— START OF Data to use —

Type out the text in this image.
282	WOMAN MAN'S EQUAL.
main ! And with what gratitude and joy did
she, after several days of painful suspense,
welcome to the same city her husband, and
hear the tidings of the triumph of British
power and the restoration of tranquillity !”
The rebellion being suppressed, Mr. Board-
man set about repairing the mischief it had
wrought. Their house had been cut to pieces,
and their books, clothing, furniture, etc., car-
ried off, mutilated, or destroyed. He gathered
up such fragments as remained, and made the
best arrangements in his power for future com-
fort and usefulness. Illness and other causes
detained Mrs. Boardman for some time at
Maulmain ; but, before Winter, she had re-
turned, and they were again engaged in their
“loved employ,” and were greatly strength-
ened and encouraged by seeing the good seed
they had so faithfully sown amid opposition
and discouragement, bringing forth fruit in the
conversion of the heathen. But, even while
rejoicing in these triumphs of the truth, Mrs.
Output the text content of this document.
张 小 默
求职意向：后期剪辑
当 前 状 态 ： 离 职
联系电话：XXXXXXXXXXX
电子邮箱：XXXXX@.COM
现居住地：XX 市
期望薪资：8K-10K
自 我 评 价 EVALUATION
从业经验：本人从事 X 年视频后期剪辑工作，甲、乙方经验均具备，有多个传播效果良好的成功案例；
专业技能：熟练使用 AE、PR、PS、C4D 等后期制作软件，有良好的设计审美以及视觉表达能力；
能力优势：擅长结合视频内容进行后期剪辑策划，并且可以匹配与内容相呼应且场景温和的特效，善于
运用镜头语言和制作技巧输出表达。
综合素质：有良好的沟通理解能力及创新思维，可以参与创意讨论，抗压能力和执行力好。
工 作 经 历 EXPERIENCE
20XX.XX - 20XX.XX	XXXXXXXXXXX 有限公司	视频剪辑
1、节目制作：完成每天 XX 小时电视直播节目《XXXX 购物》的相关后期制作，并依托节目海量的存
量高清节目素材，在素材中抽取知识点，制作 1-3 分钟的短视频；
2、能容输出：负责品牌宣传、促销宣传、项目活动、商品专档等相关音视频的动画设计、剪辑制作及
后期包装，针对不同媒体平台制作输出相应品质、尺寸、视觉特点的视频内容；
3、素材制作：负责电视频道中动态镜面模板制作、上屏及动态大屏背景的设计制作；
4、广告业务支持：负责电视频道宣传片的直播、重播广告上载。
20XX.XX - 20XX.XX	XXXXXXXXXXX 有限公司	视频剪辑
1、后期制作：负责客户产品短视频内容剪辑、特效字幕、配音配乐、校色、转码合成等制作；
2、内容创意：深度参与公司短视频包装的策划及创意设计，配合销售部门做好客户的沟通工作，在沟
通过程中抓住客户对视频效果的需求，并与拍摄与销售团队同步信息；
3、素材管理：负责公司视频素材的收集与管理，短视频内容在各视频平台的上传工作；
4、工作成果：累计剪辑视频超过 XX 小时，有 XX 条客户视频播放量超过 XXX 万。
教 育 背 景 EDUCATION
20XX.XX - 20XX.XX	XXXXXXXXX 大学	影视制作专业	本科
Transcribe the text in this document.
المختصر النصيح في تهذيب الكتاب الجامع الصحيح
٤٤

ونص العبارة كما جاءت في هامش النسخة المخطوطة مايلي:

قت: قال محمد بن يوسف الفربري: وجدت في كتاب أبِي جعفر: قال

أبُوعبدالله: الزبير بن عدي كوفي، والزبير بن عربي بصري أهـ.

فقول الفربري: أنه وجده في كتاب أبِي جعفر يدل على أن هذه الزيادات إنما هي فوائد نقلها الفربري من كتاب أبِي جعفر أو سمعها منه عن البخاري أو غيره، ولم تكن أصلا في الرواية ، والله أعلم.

— END OF Data to use —

▸ **What you have to do**: Every line of the listing that holds "text" should be found and copied.

▸ **Response below**:
Type out the text in this image.
Output the text content of this document.
Transcribe the text in this document.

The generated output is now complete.